▶ **TO DO**: Work out how many lines hold "قاله". Give the number and nothing else.

▶ **RECORDS FOR THIS TASK**:
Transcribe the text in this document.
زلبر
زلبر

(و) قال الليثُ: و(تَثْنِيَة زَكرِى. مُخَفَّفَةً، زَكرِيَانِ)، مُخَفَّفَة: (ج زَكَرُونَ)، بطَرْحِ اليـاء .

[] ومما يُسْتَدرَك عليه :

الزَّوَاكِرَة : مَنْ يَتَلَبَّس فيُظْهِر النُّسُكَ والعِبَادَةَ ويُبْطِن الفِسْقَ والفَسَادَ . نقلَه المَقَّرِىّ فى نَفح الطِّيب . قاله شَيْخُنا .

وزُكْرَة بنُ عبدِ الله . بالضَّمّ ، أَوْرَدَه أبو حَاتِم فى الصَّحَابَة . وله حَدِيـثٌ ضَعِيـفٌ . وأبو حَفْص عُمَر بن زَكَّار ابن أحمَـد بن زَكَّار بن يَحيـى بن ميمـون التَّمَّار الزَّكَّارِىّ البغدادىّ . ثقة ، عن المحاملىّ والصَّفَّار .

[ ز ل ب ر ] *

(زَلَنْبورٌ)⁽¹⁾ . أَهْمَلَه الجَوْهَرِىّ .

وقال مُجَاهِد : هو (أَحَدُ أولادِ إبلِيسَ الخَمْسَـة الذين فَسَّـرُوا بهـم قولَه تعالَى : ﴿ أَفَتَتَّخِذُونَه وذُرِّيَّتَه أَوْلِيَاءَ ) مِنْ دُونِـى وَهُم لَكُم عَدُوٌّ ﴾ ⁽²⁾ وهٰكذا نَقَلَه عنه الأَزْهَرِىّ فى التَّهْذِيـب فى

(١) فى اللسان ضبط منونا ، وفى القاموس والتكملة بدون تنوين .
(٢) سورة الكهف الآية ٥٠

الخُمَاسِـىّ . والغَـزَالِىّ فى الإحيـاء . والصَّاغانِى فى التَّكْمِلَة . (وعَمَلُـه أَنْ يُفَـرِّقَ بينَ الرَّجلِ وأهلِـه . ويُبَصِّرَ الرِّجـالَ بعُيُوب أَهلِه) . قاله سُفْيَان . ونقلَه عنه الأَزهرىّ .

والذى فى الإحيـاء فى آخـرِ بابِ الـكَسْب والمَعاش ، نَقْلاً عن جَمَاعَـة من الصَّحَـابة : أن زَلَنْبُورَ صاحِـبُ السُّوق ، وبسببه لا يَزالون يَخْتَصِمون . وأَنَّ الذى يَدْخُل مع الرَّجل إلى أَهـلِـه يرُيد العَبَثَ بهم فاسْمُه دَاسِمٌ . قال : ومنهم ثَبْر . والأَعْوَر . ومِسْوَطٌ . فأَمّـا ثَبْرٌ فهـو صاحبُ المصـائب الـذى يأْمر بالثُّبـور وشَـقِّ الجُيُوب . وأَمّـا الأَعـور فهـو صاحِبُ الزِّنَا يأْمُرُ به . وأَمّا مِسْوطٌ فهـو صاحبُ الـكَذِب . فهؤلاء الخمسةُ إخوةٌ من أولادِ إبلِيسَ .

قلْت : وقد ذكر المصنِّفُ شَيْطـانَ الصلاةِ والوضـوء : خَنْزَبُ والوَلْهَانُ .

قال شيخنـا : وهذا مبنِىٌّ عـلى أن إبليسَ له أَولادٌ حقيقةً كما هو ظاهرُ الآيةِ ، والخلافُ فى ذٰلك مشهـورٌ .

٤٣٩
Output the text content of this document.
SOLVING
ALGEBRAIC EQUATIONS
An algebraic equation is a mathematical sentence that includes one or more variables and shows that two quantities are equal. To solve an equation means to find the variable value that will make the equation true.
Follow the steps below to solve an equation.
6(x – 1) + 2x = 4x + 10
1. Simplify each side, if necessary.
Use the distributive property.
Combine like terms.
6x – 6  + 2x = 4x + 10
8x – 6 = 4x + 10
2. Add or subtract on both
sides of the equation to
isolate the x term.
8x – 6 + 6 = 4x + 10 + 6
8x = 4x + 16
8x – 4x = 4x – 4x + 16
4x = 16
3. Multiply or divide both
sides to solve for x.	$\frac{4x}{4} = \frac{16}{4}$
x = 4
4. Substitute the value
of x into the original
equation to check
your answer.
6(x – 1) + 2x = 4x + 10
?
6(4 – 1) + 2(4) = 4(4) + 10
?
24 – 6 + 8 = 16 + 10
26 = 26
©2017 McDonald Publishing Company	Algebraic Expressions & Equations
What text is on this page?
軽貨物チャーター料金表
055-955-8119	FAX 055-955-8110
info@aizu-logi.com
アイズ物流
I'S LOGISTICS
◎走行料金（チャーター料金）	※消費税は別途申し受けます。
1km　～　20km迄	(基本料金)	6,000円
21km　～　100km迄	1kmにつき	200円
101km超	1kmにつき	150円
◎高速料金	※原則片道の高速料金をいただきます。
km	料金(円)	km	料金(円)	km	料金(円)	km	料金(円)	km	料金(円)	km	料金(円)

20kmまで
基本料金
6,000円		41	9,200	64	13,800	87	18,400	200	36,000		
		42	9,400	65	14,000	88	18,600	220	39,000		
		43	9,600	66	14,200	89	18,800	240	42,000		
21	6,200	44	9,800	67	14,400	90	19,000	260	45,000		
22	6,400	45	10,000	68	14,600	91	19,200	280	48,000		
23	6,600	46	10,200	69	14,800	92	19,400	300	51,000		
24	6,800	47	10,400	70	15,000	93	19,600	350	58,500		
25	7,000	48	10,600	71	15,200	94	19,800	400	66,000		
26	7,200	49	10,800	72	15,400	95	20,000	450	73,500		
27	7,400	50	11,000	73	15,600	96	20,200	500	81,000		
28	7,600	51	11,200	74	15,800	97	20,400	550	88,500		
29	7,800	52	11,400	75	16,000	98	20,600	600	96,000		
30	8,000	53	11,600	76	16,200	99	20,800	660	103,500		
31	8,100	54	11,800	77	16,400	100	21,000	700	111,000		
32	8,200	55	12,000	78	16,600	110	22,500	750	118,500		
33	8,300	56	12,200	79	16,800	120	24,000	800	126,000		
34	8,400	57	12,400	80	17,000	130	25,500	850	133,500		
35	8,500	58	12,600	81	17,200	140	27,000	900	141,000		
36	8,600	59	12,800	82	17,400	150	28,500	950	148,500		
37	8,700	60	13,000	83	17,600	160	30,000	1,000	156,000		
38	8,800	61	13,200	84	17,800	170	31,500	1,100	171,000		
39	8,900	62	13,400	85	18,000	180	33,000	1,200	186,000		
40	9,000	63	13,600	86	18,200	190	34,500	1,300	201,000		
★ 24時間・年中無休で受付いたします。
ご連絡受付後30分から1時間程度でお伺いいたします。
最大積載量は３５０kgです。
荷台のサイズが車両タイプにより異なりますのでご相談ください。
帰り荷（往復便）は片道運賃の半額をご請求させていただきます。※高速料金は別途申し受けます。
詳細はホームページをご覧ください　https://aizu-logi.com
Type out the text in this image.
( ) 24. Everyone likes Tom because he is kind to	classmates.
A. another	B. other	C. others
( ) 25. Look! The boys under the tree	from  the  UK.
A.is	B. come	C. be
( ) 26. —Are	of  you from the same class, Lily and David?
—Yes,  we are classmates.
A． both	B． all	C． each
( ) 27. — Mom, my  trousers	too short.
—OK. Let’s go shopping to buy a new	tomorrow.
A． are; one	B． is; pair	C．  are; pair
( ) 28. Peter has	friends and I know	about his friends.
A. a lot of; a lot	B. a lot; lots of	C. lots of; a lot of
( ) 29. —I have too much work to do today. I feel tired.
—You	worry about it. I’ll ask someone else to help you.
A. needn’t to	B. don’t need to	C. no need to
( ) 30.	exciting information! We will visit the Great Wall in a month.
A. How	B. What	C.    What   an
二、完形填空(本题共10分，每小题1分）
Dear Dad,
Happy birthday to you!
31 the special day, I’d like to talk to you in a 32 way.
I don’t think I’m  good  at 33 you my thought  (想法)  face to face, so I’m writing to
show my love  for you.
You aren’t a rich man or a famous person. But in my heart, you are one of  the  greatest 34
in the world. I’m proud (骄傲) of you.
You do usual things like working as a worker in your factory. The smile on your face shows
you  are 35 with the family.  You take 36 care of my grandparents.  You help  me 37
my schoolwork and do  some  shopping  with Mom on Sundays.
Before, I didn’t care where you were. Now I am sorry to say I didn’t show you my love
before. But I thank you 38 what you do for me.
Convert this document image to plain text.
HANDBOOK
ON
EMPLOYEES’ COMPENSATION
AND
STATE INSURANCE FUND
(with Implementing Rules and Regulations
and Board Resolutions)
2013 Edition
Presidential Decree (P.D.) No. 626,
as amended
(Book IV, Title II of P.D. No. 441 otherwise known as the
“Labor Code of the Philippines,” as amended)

▶ **FINAL RESULT**: 2